### MATERIALS PROVIDED
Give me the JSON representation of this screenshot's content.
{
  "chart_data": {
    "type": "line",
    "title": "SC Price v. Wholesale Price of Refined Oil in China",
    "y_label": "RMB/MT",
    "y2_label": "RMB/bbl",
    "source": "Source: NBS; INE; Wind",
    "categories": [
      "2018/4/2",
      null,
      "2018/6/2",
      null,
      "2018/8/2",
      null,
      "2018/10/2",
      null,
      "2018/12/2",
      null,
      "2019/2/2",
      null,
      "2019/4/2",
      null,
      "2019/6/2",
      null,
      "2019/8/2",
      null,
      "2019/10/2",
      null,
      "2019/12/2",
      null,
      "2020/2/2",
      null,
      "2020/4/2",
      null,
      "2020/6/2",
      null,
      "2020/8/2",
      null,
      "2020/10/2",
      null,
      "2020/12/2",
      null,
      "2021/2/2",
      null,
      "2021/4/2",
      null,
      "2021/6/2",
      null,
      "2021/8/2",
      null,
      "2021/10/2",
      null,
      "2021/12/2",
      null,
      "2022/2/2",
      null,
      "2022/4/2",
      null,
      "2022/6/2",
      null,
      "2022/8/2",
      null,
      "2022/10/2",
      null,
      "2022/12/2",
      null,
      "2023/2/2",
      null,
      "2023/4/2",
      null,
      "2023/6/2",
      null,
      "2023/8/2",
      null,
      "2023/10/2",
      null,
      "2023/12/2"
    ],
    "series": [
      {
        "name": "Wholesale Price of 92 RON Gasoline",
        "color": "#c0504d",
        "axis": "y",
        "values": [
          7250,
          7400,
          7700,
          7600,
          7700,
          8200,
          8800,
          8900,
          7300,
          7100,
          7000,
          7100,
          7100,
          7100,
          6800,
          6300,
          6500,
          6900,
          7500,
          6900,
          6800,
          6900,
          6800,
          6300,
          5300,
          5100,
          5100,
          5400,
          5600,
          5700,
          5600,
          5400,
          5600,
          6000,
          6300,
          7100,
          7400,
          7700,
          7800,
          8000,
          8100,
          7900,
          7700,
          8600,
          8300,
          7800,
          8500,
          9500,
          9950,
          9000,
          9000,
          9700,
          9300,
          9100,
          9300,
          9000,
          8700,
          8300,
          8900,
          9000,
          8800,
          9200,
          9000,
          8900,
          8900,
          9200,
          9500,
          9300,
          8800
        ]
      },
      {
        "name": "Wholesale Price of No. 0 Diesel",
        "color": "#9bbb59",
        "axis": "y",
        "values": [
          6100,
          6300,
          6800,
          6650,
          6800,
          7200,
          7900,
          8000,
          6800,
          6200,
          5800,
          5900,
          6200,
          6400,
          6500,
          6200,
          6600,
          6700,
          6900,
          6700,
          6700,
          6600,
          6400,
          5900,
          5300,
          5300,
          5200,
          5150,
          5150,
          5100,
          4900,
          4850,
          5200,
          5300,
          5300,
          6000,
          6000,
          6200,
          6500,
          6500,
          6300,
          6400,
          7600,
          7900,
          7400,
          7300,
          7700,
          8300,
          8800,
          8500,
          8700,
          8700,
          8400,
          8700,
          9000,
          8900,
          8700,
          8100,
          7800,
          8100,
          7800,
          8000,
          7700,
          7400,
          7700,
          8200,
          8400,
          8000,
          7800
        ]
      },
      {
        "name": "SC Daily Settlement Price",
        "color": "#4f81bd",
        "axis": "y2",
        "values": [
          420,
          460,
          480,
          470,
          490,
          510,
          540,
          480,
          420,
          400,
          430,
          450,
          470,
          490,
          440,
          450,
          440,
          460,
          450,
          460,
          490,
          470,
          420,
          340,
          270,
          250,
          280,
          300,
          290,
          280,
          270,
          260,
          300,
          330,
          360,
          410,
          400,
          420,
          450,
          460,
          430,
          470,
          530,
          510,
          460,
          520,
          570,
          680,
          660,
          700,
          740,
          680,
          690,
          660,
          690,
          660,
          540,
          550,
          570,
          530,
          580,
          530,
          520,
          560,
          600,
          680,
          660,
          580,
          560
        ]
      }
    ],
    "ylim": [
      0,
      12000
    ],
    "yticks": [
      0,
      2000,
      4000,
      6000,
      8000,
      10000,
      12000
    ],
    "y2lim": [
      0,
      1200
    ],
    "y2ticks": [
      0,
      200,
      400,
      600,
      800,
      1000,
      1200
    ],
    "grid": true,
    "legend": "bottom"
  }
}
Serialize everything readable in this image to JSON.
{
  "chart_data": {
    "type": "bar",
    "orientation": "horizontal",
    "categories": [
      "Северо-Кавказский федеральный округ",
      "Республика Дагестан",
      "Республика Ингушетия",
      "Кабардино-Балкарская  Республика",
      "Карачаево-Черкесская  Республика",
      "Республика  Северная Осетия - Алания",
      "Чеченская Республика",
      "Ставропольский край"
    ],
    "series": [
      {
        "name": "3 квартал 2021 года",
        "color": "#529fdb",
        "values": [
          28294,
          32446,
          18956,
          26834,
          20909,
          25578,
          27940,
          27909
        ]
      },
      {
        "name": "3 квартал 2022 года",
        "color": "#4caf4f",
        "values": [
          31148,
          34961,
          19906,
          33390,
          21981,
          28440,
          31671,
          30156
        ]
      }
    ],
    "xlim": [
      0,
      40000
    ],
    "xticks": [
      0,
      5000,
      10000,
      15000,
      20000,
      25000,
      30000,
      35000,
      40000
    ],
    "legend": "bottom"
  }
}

### TASK REQUIREMENTS
Each line containing the word "Price" counts once; report the total alone.

### COMPLETE OUTPUT
4